→ **Exercise details**: Below are some records. Count the lines with "name" in them and give nothing but the total.

→ **Stored records**:
····················

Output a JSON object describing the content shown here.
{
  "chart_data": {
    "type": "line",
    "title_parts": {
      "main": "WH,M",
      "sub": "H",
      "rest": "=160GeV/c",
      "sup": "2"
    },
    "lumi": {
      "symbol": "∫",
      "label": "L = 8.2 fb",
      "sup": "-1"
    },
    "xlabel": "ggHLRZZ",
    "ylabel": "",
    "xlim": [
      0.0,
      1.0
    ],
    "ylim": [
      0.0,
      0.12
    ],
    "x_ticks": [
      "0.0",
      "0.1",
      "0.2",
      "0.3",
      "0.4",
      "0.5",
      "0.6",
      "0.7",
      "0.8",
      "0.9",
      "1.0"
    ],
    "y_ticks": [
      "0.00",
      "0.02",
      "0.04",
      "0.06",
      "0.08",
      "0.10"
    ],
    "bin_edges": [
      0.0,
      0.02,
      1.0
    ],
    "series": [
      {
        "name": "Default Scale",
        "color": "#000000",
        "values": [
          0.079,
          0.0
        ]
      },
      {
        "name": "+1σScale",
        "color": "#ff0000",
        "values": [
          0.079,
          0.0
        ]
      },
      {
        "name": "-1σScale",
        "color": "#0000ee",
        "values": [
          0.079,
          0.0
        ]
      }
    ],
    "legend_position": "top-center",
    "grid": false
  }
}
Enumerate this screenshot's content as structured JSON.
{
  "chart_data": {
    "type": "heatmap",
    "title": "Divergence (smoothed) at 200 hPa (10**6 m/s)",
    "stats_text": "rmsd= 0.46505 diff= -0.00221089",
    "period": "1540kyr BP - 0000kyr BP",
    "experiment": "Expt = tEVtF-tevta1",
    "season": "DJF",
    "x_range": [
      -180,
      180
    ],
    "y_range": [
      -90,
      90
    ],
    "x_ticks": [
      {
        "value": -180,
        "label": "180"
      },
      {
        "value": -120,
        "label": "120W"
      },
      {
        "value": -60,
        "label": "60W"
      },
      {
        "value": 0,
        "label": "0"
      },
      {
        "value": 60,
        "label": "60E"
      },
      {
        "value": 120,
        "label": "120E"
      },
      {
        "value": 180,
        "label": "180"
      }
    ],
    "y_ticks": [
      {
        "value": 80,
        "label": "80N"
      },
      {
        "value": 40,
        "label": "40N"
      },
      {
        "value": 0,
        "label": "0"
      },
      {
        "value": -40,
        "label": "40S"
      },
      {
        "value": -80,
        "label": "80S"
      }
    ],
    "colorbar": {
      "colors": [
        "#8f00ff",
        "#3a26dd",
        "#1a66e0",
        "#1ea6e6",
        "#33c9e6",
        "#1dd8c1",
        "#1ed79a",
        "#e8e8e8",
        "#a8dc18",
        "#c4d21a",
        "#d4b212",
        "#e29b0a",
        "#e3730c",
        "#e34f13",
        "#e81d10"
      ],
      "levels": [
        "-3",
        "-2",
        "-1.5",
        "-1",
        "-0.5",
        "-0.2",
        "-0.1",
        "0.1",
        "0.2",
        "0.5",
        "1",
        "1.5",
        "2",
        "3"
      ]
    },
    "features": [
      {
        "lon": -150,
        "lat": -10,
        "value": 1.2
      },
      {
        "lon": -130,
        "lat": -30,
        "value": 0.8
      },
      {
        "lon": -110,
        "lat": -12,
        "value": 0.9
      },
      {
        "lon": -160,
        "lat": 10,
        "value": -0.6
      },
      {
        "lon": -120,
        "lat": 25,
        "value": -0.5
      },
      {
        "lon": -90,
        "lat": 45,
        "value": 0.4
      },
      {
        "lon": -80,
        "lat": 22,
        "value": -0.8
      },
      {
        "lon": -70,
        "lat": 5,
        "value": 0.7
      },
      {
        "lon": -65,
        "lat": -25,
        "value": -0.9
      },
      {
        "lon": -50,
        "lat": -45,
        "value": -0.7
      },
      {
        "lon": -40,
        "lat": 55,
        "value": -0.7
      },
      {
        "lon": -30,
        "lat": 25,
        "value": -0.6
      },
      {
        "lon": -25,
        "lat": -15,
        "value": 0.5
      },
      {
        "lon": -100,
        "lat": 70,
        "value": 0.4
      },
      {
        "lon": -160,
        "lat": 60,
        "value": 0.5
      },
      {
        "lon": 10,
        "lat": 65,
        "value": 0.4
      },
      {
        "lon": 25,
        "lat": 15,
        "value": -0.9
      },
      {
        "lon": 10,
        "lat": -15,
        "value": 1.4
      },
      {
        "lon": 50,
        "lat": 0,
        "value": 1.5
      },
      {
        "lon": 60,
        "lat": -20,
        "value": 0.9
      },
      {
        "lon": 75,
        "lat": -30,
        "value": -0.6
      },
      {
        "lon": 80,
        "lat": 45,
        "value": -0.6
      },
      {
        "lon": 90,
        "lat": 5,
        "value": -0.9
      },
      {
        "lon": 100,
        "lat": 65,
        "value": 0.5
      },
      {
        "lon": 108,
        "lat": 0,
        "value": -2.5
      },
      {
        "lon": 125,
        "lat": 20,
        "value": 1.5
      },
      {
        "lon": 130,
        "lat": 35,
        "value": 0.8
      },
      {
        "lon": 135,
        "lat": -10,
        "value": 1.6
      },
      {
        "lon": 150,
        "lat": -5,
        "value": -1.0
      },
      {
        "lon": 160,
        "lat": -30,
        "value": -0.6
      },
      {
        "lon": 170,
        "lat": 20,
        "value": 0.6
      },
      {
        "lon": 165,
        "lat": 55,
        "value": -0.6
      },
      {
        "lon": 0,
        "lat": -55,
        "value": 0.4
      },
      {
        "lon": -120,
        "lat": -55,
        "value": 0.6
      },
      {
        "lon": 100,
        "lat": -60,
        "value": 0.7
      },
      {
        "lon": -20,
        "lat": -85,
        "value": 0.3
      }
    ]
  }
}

····················

→ **Exercise solution**: 3